▶ **Task to carry out**
In the records below, find each line with the word "Department" and copy it.

▶ **Extracted information**
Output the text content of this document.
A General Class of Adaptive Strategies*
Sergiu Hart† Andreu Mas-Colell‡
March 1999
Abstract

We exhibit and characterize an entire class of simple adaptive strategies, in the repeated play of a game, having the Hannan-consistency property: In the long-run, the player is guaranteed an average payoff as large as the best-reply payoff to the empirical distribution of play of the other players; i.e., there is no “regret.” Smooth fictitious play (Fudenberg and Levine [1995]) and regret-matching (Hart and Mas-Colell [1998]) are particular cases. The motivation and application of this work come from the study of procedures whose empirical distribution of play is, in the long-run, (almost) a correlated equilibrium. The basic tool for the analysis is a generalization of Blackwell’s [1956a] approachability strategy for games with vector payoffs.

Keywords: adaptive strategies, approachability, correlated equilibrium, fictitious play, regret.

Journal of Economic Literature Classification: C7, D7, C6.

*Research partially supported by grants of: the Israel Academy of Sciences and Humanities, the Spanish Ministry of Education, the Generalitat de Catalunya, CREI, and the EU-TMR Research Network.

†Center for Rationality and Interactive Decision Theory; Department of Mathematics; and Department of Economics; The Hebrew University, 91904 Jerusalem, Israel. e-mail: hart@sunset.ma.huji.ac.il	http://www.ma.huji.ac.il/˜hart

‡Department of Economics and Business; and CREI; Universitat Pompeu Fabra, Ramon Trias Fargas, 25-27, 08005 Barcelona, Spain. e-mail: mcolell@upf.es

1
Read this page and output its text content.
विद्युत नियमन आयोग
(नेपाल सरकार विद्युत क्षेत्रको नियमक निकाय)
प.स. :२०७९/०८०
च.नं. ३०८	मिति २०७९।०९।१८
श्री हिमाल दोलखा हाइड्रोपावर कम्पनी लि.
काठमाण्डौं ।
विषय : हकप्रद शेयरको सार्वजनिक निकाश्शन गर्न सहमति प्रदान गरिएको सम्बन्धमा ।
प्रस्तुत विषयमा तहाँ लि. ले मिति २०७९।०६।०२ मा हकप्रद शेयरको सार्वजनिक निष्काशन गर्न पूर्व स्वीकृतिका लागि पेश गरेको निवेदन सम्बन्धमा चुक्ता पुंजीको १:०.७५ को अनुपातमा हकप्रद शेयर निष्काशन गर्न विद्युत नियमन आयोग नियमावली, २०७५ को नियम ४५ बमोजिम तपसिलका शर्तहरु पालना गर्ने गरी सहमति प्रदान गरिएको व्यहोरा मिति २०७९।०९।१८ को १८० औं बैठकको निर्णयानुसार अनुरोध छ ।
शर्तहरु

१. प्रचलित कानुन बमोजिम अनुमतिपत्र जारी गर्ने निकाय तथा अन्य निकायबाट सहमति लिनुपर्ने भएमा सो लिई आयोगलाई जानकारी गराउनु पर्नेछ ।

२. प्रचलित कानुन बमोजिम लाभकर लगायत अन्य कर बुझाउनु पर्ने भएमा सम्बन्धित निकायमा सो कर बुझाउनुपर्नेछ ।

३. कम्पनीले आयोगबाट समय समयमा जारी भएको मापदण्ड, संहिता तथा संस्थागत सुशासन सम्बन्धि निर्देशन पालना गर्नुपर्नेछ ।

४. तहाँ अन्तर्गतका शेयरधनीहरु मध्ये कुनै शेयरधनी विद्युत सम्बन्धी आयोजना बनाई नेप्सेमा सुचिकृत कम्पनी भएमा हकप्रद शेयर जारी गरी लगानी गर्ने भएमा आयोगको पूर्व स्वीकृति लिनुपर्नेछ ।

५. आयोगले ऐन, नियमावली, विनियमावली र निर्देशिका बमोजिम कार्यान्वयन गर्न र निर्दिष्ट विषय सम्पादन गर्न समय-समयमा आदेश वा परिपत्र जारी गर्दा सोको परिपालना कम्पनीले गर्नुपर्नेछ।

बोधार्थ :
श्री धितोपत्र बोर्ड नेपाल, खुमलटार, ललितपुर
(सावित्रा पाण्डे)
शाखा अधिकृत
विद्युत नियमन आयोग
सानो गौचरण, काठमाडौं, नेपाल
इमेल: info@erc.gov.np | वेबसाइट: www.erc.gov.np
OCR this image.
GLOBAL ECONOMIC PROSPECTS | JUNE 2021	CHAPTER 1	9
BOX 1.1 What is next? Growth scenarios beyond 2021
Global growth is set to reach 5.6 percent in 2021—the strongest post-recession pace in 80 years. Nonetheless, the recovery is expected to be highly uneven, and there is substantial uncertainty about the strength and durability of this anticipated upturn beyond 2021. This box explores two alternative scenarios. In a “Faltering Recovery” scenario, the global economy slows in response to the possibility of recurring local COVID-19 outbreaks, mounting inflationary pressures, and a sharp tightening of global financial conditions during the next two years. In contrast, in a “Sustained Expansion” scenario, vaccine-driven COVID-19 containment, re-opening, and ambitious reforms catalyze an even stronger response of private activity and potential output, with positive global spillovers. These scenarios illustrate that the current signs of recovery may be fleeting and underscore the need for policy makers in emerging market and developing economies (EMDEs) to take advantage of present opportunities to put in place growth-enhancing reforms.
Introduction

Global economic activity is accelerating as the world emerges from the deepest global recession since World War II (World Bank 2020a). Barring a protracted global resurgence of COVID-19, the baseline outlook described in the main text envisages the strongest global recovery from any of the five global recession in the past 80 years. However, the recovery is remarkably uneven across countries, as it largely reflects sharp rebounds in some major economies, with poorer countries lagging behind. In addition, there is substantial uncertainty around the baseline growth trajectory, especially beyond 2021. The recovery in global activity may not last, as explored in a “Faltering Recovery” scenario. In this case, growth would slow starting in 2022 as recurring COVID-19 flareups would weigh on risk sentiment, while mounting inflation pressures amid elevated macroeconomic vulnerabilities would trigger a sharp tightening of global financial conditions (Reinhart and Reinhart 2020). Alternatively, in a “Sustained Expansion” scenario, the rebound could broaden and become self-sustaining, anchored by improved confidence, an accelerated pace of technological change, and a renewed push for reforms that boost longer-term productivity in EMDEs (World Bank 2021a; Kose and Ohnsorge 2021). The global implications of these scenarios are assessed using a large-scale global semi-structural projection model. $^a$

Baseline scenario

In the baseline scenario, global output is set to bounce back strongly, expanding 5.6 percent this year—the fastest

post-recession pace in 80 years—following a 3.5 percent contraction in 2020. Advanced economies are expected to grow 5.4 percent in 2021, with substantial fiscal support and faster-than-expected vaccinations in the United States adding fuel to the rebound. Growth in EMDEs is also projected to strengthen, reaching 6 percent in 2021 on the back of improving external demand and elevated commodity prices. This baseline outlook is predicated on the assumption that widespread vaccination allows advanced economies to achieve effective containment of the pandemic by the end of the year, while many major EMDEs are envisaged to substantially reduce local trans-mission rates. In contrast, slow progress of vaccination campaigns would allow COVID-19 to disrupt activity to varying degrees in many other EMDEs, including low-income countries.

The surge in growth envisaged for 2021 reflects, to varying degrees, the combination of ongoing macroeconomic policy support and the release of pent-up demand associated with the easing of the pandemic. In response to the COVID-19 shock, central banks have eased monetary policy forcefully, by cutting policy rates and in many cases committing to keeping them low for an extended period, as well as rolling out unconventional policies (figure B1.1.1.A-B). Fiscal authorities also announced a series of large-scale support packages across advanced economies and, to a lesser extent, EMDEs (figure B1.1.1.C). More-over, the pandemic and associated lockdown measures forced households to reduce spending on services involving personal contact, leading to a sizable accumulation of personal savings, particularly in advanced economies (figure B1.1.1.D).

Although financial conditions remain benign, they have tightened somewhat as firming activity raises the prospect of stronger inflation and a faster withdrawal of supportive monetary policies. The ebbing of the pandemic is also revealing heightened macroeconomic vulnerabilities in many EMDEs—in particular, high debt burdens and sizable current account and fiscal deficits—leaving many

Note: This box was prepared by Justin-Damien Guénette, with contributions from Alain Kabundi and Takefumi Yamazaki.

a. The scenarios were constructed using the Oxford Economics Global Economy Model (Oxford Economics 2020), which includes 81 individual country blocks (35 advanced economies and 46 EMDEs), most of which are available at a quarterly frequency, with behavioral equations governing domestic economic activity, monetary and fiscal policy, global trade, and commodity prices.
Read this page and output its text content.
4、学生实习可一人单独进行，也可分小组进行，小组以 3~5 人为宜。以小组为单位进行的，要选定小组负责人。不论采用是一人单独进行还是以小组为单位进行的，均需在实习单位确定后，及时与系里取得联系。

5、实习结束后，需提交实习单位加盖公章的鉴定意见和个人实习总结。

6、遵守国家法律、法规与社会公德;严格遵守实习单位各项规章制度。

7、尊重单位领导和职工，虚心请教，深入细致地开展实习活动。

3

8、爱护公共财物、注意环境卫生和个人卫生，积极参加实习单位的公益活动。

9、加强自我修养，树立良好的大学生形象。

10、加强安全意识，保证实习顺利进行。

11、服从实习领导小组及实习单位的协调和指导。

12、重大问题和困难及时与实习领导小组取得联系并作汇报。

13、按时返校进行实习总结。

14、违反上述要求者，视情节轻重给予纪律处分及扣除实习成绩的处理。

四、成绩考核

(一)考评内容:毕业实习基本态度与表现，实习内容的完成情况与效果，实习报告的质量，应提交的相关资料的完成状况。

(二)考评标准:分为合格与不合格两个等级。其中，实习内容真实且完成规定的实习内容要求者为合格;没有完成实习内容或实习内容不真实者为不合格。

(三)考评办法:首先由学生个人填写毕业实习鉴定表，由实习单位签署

▶ **Response**
†Center for Rationality and Interactive Decision Theory; Department of Mathematics; and Department of Economics; The Hebrew University, 91904 Jerusalem, Israel. e-mail: hart@sunset.ma.huji.ac.il	http://www.ma.huji.ac.il/˜hart
‡Department of Economics and Business; and CREI; Universitat Pompeu Fabra, Ramon Trias Fargas, 25-27, 08005 Barcelona, Spain. e-mail: mcolell@upf.es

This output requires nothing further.